• SET TASK: Exactly as they appear, output all of the records. Skip any images.

• DATASET ENTRIES:
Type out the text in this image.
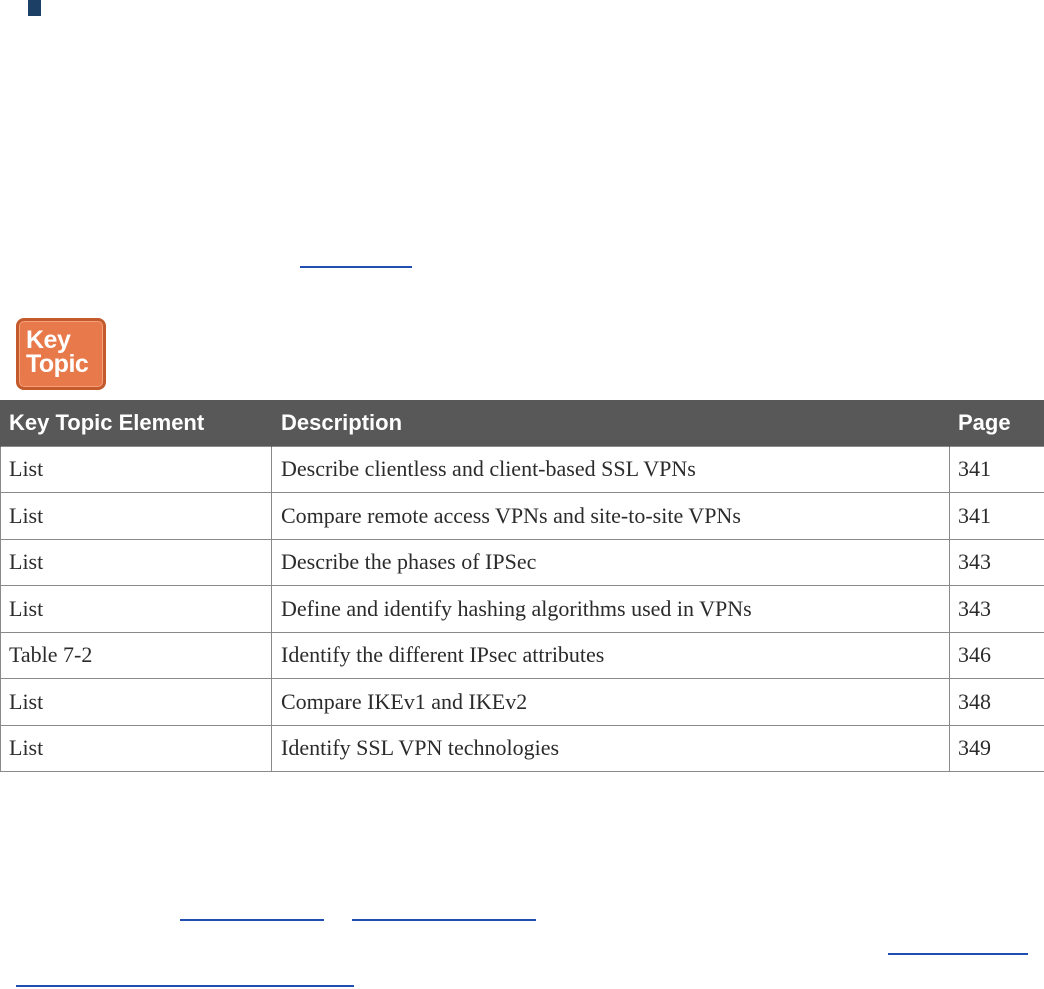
Key
Topic
Key Topic Element	Description	Page
List	Describe clientless and client-based SSL VPNs	341
List	Compare remote access VPNs and site-to-site VPNs	341
List	Describe the phases of IPSec	343
List	Define and identify hashing algorithms used in VPNs	343
Table 7-2	Identify the different IPsec attributes	346
List	Compare IKEv1 and IKEv2	348
List	Identify SSL VPN technologies	349
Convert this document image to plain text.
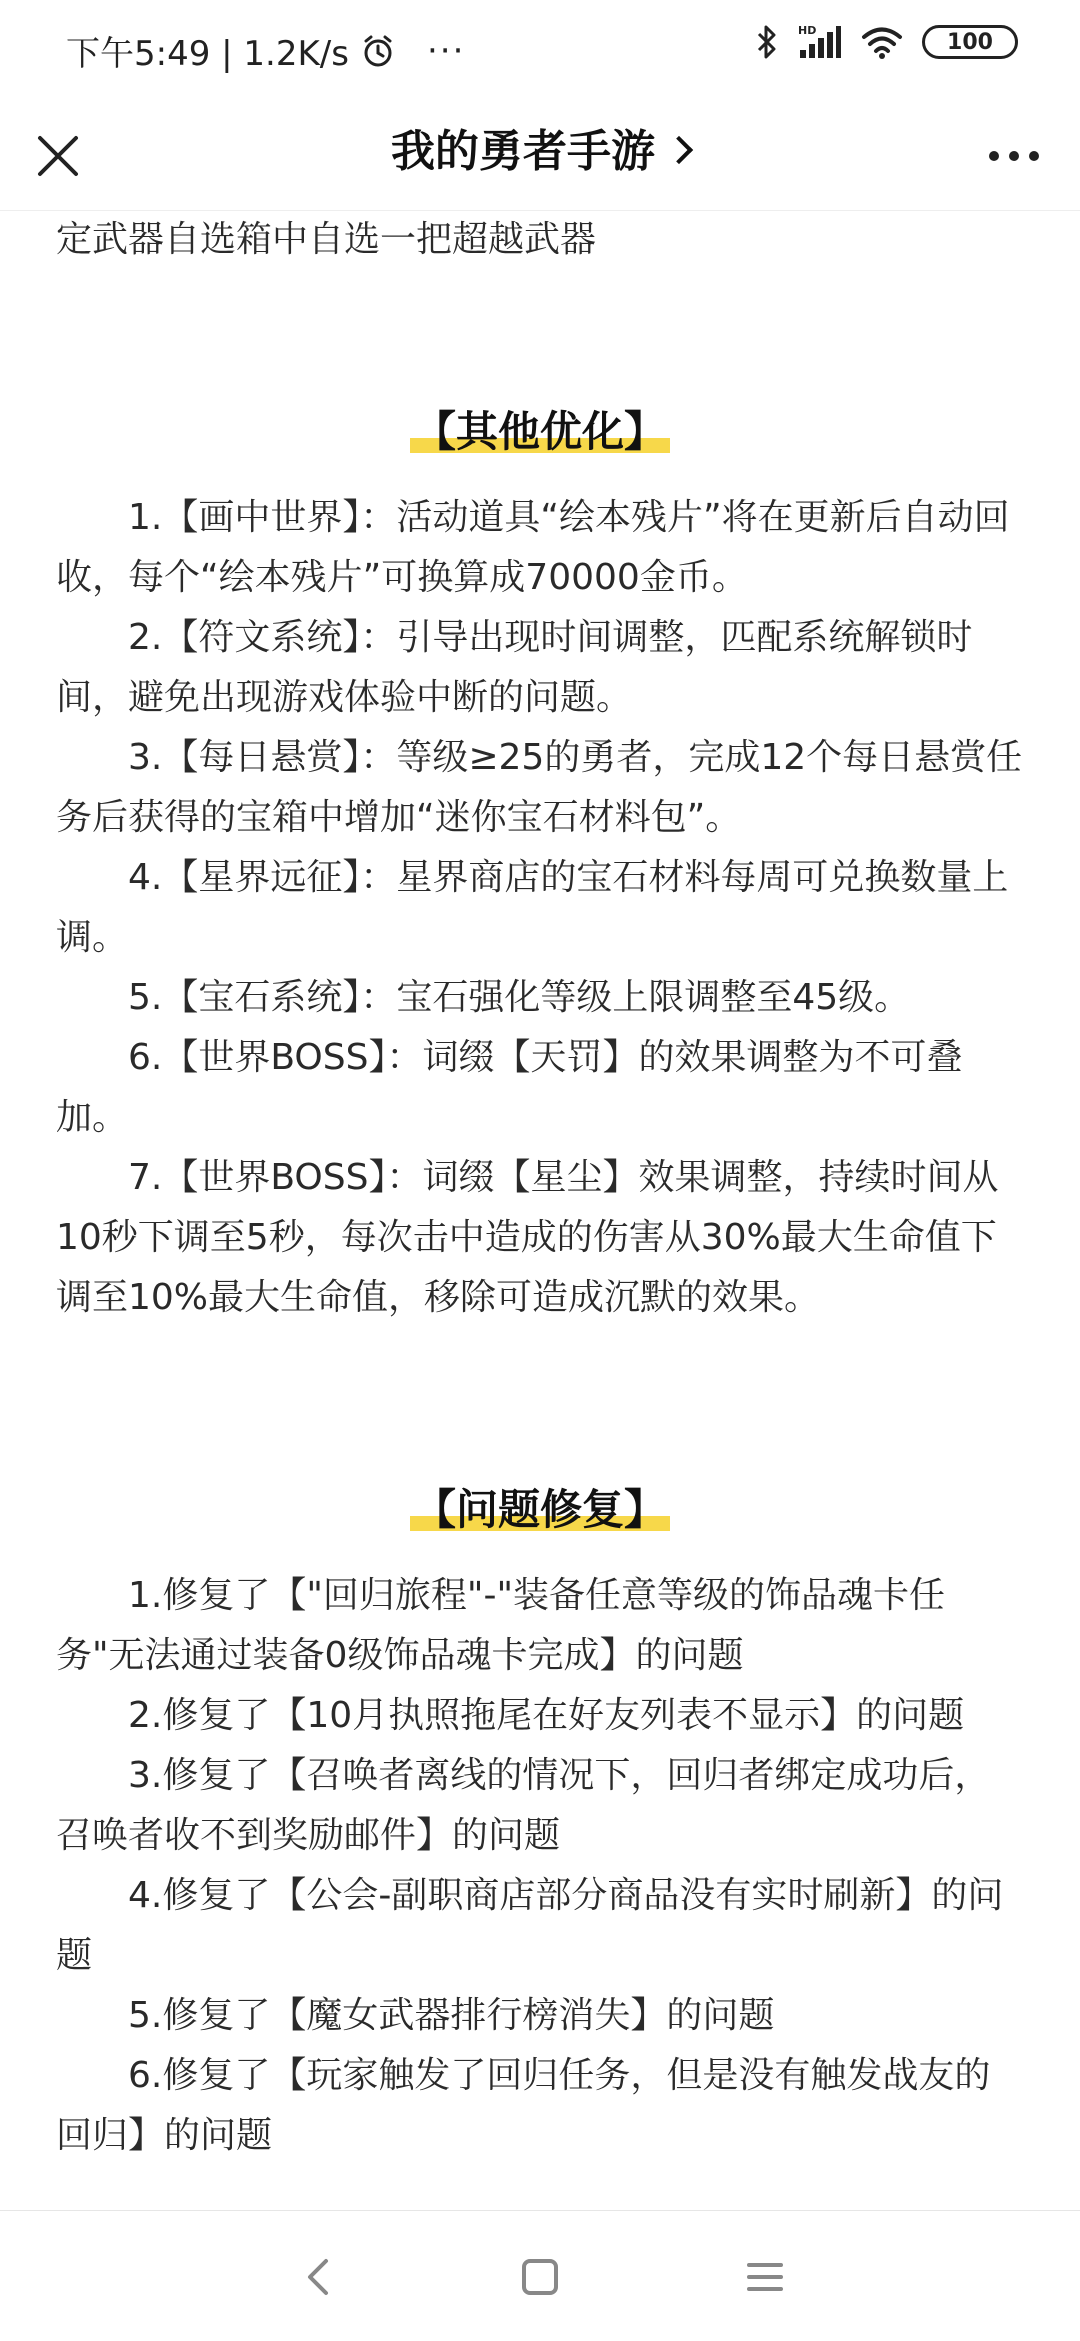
下午5:49 | 1.2K/s ···	HD	100
我的勇者手游

定武器自选箱中自选一把超越武器

【其他优化】

1.【画中世界】：活动道具“绘本残片”将在更新后自动回收，每个“绘本残片”可换算成70000金币。

2.【符文系统】：引导出现时间调整，匹配系统解锁时间，避免出现游戏体验中断的问题。

3.【每日悬赏】：等级≥25的勇者，完成12个每日悬赏任务后获得的宝箱中增加“迷你宝石材料包”。

4.【星界远征】：星界商店的宝石材料每周可兑换数量上调。

5.【宝石系统】：宝石强化等级上限调整至45级。

6.【世界BOSS】：词缀【天罚】的效果调整为不可叠加。

7.【世界BOSS】：词缀【星尘】效果调整，持续时间从10秒下调至5秒，每次击中造成的伤害从30%最大生命值下调至10%最大生命值，移除可造成沉默的效果。

【问题修复】

1.修复了【"回归旅程"-"装备任意等级的饰品魂卡任务"无法通过装备0级饰品魂卡完成】的问题

2.修复了【10月执照拖尾在好友列表不显示】的问题

3.修复了【召唤者离线的情况下，回归者绑定成功后，召唤者收不到奖励邮件】的问题

4.修复了【公会-副职商店部分商品没有实时刷新】的问题

5.修复了【魔女武器排行榜消失】的问题

6.修复了【玩家触发了回归任务，但是没有触发战友的回归】的问题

• FINAL RESULT:
Type out the text in this image.
Key
Topic
Key Topic Element	Description	Page
List	Describe clientless and client-based SSL VPNs	341
List	Compare remote access VPNs and site-to-site VPNs	341
List	Describe the phases of IPSec	343
List	Define and identify hashing algorithms used in VPNs	343
Table 7-2	Identify the different IPsec attributes	346
List	Compare IKEv1 and IKEv2	348
List	Identify SSL VPN technologies	349
Convert this document image to plain text.
下午5:49 | 1.2K/s ···	HD	100
我的勇者手游

定武器自选箱中自选一把超越武器

【其他优化】

1.【画中世界】：活动道具“绘本残片”将在更新后自动回收，每个“绘本残片”可换算成70000金币。

2.【符文系统】：引导出现时间调整，匹配系统解锁时间，避免出现游戏体验中断的问题。

3.【每日悬赏】：等级≥25的勇者，完成12个每日悬赏任务后获得的宝箱中增加“迷你宝石材料包”。

4.【星界远征】：星界商店的宝石材料每周可兑换数量上调。

5.【宝石系统】：宝石强化等级上限调整至45级。

6.【世界BOSS】：词缀【天罚】的效果调整为不可叠加。

7.【世界BOSS】：词缀【星尘】效果调整，持续时间从10秒下调至5秒，每次击中造成的伤害从30%最大生命值下调至10%最大生命值，移除可造成沉默的效果。

【问题修复】

1.修复了【"回归旅程"-"装备任意等级的饰品魂卡任务"无法通过装备0级饰品魂卡完成】的问题

2.修复了【10月执照拖尾在好友列表不显示】的问题

3.修复了【召唤者离线的情况下，回归者绑定成功后，召唤者收不到奖励邮件】的问题

4.修复了【公会-副职商店部分商品没有实时刷新】的问题

5.修复了【魔女武器排行榜消失】的问题

6.修复了【玩家触发了回归任务，但是没有触发战友的回归】的问题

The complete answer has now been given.